━━ Exercise input ━━

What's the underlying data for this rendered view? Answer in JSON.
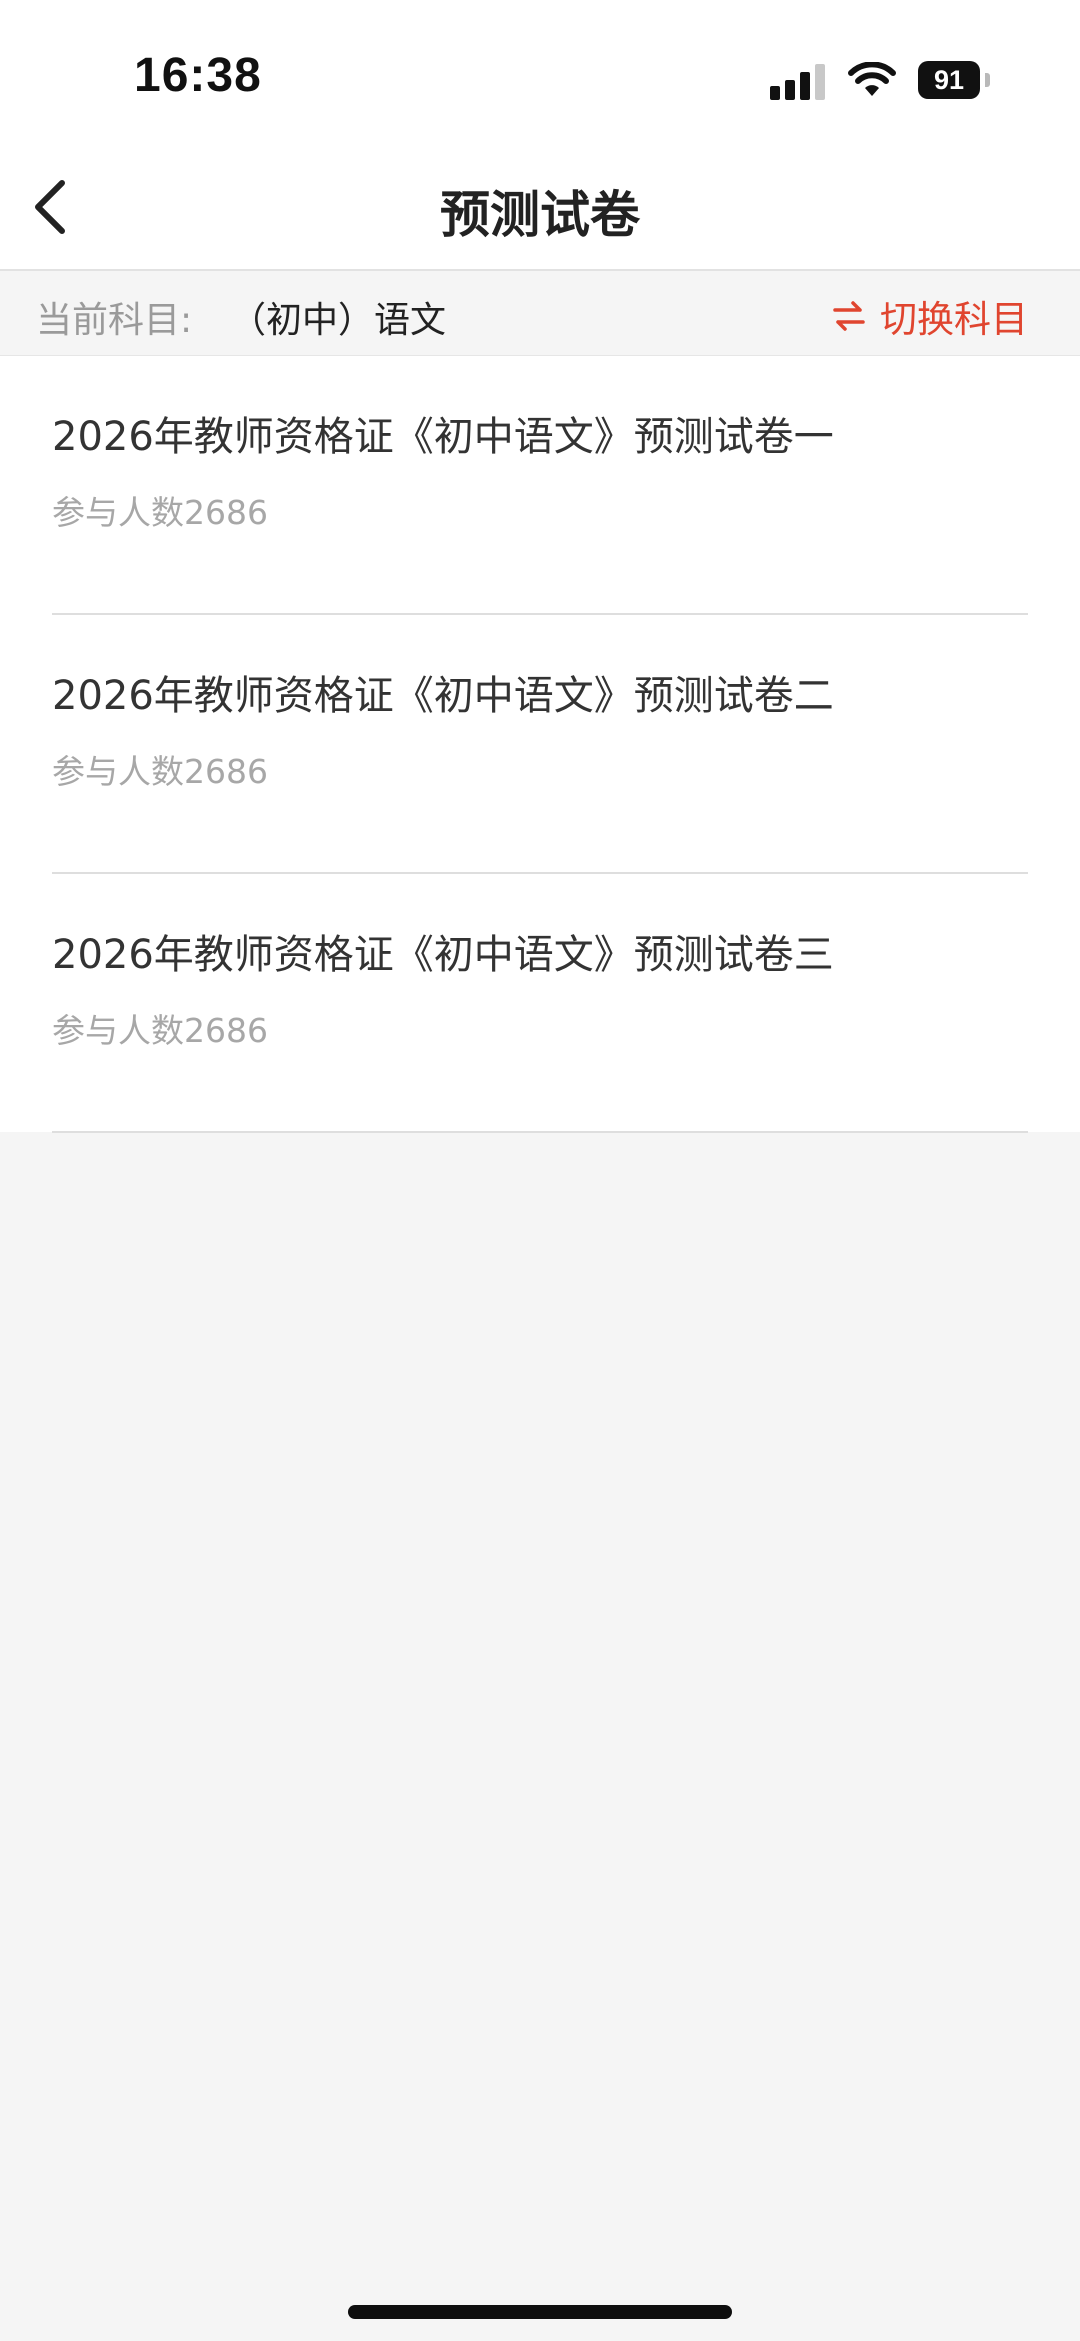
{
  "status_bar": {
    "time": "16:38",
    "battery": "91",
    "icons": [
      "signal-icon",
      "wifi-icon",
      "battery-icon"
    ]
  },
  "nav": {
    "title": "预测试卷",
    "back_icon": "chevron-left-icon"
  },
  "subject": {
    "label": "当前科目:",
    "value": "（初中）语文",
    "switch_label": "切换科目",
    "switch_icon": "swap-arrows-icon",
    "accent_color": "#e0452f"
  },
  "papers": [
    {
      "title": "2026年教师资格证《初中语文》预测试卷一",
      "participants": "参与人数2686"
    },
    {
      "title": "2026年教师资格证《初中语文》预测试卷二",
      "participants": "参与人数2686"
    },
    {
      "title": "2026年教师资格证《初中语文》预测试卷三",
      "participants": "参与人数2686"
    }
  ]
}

━━━
━━ Exercise input ━━

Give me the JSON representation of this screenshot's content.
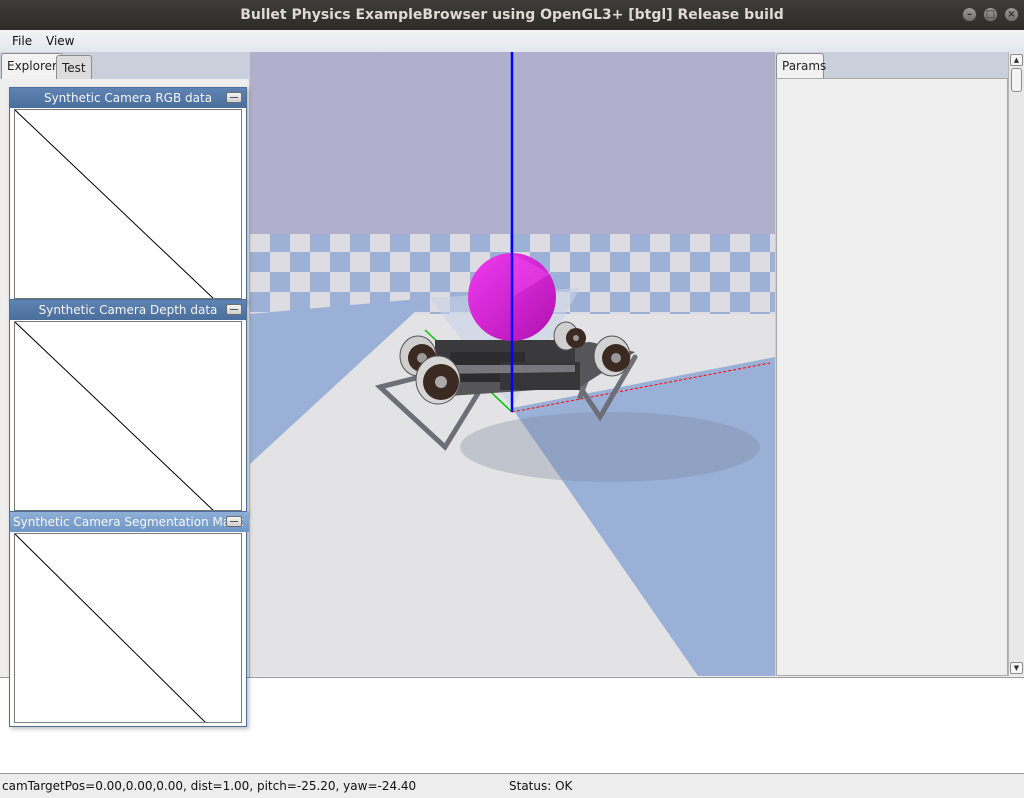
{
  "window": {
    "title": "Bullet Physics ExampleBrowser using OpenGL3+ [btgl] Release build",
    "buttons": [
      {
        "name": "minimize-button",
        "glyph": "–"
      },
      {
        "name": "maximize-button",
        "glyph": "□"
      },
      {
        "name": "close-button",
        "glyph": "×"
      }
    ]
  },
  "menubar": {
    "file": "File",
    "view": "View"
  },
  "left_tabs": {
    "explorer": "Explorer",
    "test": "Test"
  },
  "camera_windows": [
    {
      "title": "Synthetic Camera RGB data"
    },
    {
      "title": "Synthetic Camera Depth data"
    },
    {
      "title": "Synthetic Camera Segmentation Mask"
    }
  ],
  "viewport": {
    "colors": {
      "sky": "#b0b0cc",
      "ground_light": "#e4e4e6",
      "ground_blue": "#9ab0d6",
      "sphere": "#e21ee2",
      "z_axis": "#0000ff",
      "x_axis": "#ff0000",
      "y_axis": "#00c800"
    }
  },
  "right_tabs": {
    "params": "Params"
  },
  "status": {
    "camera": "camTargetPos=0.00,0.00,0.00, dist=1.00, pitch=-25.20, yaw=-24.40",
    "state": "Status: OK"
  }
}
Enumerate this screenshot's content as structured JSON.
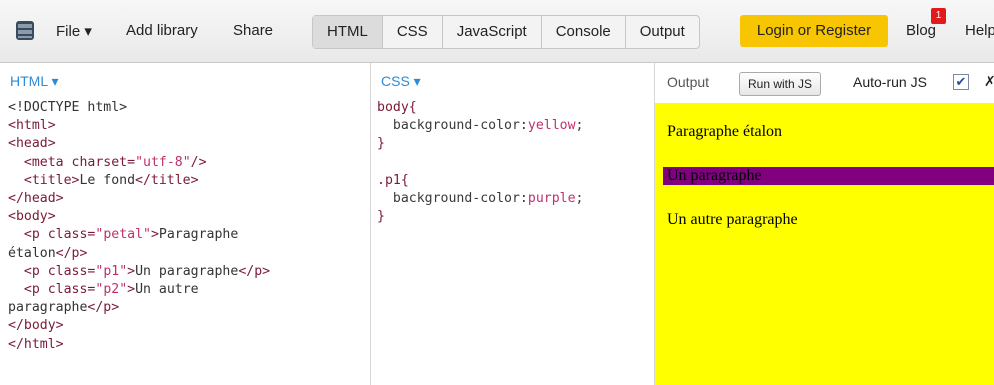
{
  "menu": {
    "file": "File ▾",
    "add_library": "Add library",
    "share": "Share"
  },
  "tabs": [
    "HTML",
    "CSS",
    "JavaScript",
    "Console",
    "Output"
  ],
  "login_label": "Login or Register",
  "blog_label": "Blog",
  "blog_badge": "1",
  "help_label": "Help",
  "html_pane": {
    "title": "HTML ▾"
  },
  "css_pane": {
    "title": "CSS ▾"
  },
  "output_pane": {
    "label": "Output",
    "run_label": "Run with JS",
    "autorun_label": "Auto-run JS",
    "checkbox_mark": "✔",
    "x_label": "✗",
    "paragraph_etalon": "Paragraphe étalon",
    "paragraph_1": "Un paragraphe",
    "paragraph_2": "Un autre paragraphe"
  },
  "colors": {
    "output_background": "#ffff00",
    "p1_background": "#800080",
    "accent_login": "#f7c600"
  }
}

━━━
━━ Exercise input ━━

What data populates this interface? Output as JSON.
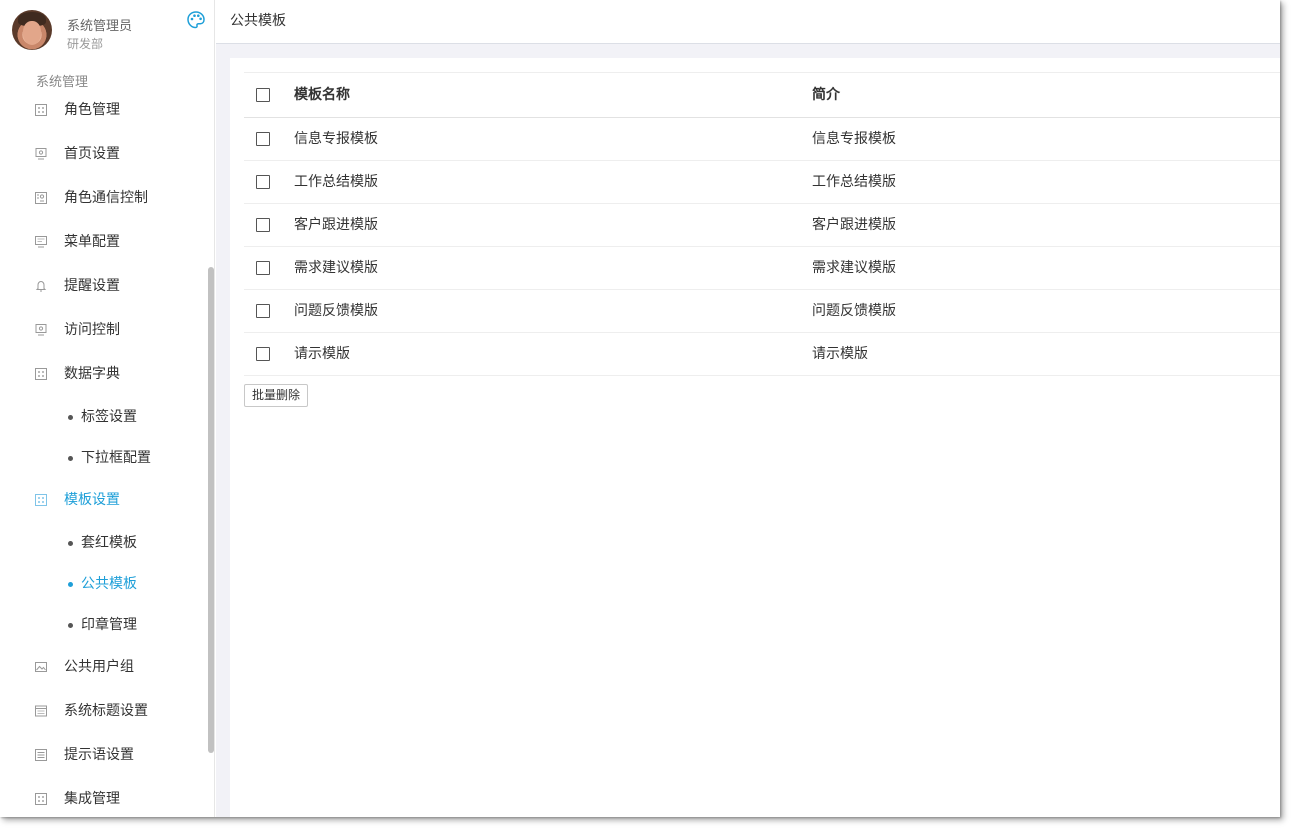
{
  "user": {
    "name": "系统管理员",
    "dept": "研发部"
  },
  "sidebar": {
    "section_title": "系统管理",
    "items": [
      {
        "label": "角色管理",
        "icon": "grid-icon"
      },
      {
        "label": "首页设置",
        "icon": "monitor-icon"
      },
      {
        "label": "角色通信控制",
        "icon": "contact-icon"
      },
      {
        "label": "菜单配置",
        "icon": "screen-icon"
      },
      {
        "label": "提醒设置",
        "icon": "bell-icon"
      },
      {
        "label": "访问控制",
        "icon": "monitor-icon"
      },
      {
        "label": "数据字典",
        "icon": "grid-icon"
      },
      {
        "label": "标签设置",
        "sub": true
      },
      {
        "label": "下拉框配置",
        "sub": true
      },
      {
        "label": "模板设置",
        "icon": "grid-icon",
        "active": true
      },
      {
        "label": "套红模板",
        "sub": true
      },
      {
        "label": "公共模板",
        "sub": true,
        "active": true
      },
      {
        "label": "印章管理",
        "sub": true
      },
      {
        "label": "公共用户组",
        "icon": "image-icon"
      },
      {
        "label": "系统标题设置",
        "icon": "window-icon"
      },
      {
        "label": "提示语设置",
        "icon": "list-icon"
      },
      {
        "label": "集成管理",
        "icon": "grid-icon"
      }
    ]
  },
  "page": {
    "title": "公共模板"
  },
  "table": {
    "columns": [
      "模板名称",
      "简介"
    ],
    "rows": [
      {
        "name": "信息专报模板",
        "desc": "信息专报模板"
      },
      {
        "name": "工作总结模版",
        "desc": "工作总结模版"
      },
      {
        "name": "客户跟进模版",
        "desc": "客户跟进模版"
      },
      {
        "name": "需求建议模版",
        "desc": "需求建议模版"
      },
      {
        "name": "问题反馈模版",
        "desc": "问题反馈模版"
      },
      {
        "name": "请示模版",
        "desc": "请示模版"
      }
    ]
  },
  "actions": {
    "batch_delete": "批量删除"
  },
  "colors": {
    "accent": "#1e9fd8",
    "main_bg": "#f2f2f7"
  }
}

━━━

■ **Task to complete**: In the entries above, count each line that holds "screenshot". Give the total and nothing else.

■ **Final result**: 2